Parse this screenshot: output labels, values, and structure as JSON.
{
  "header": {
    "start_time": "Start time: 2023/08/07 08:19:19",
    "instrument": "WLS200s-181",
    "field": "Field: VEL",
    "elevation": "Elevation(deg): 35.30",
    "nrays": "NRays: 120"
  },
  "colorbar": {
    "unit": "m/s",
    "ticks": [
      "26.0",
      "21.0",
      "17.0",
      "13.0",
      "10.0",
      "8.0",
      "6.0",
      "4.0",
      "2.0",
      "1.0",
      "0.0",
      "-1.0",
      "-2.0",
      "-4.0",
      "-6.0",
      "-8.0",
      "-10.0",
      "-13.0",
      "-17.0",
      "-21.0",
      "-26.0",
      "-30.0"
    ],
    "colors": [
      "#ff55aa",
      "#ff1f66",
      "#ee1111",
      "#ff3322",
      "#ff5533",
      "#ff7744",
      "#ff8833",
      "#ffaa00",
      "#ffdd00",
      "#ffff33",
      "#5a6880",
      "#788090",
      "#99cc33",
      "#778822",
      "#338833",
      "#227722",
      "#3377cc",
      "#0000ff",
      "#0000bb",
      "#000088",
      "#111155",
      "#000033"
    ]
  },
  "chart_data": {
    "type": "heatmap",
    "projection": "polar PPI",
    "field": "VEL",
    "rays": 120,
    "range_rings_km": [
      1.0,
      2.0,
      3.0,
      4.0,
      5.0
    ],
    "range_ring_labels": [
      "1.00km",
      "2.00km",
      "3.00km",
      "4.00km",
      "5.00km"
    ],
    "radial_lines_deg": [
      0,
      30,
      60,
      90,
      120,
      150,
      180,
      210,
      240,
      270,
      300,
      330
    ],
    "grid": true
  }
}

===============

PROBLEM TO SOLVE » Copy out each record from above, exactly.

EXERCISE ANSWER »
Parse this screenshot: output labels, values, and structure as JSON.
{
  "header": {
    "start_time": "Start time: 2023/08/07 08:19:19",
    "instrument": "WLS200s-181",
    "field": "Field: VEL",
    "elevation": "Elevation(deg): 35.30",
    "nrays": "NRays: 120"
  },
  "colorbar": {
    "unit": "m/s",
    "ticks": [
      "26.0",
      "21.0",
      "17.0",
      "13.0",
      "10.0",
      "8.0",
      "6.0",
      "4.0",
      "2.0",
      "1.0",
      "0.0",
      "-1.0",
      "-2.0",
      "-4.0",
      "-6.0",
      "-8.0",
      "-10.0",
      "-13.0",
      "-17.0",
      "-21.0",
      "-26.0",
      "-30.0"
    ],
    "colors": [
      "#ff55aa",
      "#ff1f66",
      "#ee1111",
      "#ff3322",
      "#ff5533",
      "#ff7744",
      "#ff8833",
      "#ffaa00",
      "#ffdd00",
      "#ffff33",
      "#5a6880",
      "#788090",
      "#99cc33",
      "#778822",
      "#338833",
      "#227722",
      "#3377cc",
      "#0000ff",
      "#0000bb",
      "#000088",
      "#111155",
      "#000033"
    ]
  },
  "chart_data": {
    "type": "heatmap",
    "projection": "polar PPI",
    "field": "VEL",
    "rays": 120,
    "range_rings_km": [
      1.0,
      2.0,
      3.0,
      4.0,
      5.0
    ],
    "range_ring_labels": [
      "1.00km",
      "2.00km",
      "3.00km",
      "4.00km",
      "5.00km"
    ],
    "radial_lines_deg": [
      0,
      30,
      60,
      90,
      120,
      150,
      180,
      210,
      240,
      270,
      300,
      330
    ],
    "grid": true
  }
}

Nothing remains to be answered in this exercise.